- _WHAT THE EXERCISE ASKS_: Print the records below exactly as they appear.

- _RECORD EXTRACTS_:
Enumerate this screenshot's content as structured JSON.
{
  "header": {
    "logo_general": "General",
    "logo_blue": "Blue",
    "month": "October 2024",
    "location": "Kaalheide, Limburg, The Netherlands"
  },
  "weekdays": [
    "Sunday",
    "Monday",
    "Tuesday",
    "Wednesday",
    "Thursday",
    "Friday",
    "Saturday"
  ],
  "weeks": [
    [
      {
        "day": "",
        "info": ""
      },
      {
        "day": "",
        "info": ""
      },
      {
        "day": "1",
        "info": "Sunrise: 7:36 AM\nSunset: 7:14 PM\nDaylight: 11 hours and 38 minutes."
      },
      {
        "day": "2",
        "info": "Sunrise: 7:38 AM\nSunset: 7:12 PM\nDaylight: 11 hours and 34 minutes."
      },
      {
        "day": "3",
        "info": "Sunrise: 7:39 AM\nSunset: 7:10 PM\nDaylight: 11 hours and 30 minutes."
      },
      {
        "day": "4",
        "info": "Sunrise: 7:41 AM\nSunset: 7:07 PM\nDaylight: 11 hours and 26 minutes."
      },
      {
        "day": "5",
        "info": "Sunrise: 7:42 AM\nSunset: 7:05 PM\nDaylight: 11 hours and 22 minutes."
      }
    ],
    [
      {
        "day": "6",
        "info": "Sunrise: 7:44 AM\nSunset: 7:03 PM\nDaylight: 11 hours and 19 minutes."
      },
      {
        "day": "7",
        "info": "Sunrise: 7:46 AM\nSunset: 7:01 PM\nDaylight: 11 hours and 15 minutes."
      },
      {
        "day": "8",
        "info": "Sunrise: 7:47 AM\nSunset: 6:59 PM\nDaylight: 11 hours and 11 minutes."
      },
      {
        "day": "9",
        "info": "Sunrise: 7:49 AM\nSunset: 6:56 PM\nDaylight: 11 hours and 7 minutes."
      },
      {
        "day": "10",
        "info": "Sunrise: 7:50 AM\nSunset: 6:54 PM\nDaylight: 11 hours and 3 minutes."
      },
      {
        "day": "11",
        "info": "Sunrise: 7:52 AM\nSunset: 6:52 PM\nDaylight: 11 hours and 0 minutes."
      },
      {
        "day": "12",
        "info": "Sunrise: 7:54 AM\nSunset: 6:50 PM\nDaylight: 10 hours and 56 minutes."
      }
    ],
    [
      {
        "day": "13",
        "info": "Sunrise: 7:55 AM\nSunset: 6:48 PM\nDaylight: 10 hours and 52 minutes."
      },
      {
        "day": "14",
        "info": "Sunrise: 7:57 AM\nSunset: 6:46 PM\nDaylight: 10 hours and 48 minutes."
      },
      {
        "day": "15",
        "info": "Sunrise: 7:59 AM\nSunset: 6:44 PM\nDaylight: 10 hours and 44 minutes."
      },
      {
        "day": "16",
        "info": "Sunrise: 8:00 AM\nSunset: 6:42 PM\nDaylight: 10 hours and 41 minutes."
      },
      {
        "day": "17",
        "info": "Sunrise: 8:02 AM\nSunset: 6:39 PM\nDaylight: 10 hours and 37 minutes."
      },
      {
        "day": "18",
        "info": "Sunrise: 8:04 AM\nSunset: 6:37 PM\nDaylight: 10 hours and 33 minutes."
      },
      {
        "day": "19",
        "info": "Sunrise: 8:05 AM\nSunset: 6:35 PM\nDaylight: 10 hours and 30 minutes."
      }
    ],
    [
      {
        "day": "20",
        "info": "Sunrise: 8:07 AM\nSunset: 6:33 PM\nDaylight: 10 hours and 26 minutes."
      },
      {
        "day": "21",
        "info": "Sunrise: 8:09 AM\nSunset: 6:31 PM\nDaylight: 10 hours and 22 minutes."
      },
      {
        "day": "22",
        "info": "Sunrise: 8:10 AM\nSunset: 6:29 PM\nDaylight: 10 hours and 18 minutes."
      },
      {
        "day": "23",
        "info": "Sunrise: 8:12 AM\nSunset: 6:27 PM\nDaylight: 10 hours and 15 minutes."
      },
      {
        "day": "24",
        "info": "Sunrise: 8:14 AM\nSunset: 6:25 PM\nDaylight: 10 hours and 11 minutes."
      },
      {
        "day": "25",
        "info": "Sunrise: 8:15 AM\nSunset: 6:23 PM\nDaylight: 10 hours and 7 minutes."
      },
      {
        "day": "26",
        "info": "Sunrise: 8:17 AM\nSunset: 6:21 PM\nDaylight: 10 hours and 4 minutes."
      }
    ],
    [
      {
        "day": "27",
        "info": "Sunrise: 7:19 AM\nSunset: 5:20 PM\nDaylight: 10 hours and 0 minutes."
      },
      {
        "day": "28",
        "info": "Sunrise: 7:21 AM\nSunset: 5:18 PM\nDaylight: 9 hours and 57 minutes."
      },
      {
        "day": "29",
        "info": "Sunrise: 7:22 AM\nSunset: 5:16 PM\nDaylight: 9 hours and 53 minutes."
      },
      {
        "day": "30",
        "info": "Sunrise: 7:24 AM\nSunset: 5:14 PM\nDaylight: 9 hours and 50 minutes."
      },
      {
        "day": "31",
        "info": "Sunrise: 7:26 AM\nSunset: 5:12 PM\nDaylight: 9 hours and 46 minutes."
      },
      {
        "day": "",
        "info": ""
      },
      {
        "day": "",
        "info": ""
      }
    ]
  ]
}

- _EXERCISE SOLUTION_:
Enumerate this screenshot's content as structured JSON.
{
  "header": {
    "logo_general": "General",
    "logo_blue": "Blue",
    "month": "October 2024",
    "location": "Kaalheide, Limburg, The Netherlands"
  },
  "weekdays": [
    "Sunday",
    "Monday",
    "Tuesday",
    "Wednesday",
    "Thursday",
    "Friday",
    "Saturday"
  ],
  "weeks": [
    [
      {
        "day": "",
        "info": ""
      },
      {
        "day": "",
        "info": ""
      },
      {
        "day": "1",
        "info": "Sunrise: 7:36 AM\nSunset: 7:14 PM\nDaylight: 11 hours and 38 minutes."
      },
      {
        "day": "2",
        "info": "Sunrise: 7:38 AM\nSunset: 7:12 PM\nDaylight: 11 hours and 34 minutes."
      },
      {
        "day": "3",
        "info": "Sunrise: 7:39 AM\nSunset: 7:10 PM\nDaylight: 11 hours and 30 minutes."
      },
      {
        "day": "4",
        "info": "Sunrise: 7:41 AM\nSunset: 7:07 PM\nDaylight: 11 hours and 26 minutes."
      },
      {
        "day": "5",
        "info": "Sunrise: 7:42 AM\nSunset: 7:05 PM\nDaylight: 11 hours and 22 minutes."
      }
    ],
    [
      {
        "day": "6",
        "info": "Sunrise: 7:44 AM\nSunset: 7:03 PM\nDaylight: 11 hours and 19 minutes."
      },
      {
        "day": "7",
        "info": "Sunrise: 7:46 AM\nSunset: 7:01 PM\nDaylight: 11 hours and 15 minutes."
      },
      {
        "day": "8",
        "info": "Sunrise: 7:47 AM\nSunset: 6:59 PM\nDaylight: 11 hours and 11 minutes."
      },
      {
        "day": "9",
        "info": "Sunrise: 7:49 AM\nSunset: 6:56 PM\nDaylight: 11 hours and 7 minutes."
      },
      {
        "day": "10",
        "info": "Sunrise: 7:50 AM\nSunset: 6:54 PM\nDaylight: 11 hours and 3 minutes."
      },
      {
        "day": "11",
        "info": "Sunrise: 7:52 AM\nSunset: 6:52 PM\nDaylight: 11 hours and 0 minutes."
      },
      {
        "day": "12",
        "info": "Sunrise: 7:54 AM\nSunset: 6:50 PM\nDaylight: 10 hours and 56 minutes."
      }
    ],
    [
      {
        "day": "13",
        "info": "Sunrise: 7:55 AM\nSunset: 6:48 PM\nDaylight: 10 hours and 52 minutes."
      },
      {
        "day": "14",
        "info": "Sunrise: 7:57 AM\nSunset: 6:46 PM\nDaylight: 10 hours and 48 minutes."
      },
      {
        "day": "15",
        "info": "Sunrise: 7:59 AM\nSunset: 6:44 PM\nDaylight: 10 hours and 44 minutes."
      },
      {
        "day": "16",
        "info": "Sunrise: 8:00 AM\nSunset: 6:42 PM\nDaylight: 10 hours and 41 minutes."
      },
      {
        "day": "17",
        "info": "Sunrise: 8:02 AM\nSunset: 6:39 PM\nDaylight: 10 hours and 37 minutes."
      },
      {
        "day": "18",
        "info": "Sunrise: 8:04 AM\nSunset: 6:37 PM\nDaylight: 10 hours and 33 minutes."
      },
      {
        "day": "19",
        "info": "Sunrise: 8:05 AM\nSunset: 6:35 PM\nDaylight: 10 hours and 30 minutes."
      }
    ],
    [
      {
        "day": "20",
        "info": "Sunrise: 8:07 AM\nSunset: 6:33 PM\nDaylight: 10 hours and 26 minutes."
      },
      {
        "day": "21",
        "info": "Sunrise: 8:09 AM\nSunset: 6:31 PM\nDaylight: 10 hours and 22 minutes."
      },
      {
        "day": "22",
        "info": "Sunrise: 8:10 AM\nSunset: 6:29 PM\nDaylight: 10 hours and 18 minutes."
      },
      {
        "day": "23",
        "info": "Sunrise: 8:12 AM\nSunset: 6:27 PM\nDaylight: 10 hours and 15 minutes."
      },
      {
        "day": "24",
        "info": "Sunrise: 8:14 AM\nSunset: 6:25 PM\nDaylight: 10 hours and 11 minutes."
      },
      {
        "day": "25",
        "info": "Sunrise: 8:15 AM\nSunset: 6:23 PM\nDaylight: 10 hours and 7 minutes."
      },
      {
        "day": "26",
        "info": "Sunrise: 8:17 AM\nSunset: 6:21 PM\nDaylight: 10 hours and 4 minutes."
      }
    ],
    [
      {
        "day": "27",
        "info": "Sunrise: 7:19 AM\nSunset: 5:20 PM\nDaylight: 10 hours and 0 minutes."
      },
      {
        "day": "28",
        "info": "Sunrise: 7:21 AM\nSunset: 5:18 PM\nDaylight: 9 hours and 57 minutes."
      },
      {
        "day": "29",
        "info": "Sunrise: 7:22 AM\nSunset: 5:16 PM\nDaylight: 9 hours and 53 minutes."
      },
      {
        "day": "30",
        "info": "Sunrise: 7:24 AM\nSunset: 5:14 PM\nDaylight: 9 hours and 50 minutes."
      },
      {
        "day": "31",
        "info": "Sunrise: 7:26 AM\nSunset: 5:12 PM\nDaylight: 9 hours and 46 minutes."
      },
      {
        "day": "",
        "info": ""
      },
      {
        "day": "",
        "info": ""
      }
    ]
  ]
}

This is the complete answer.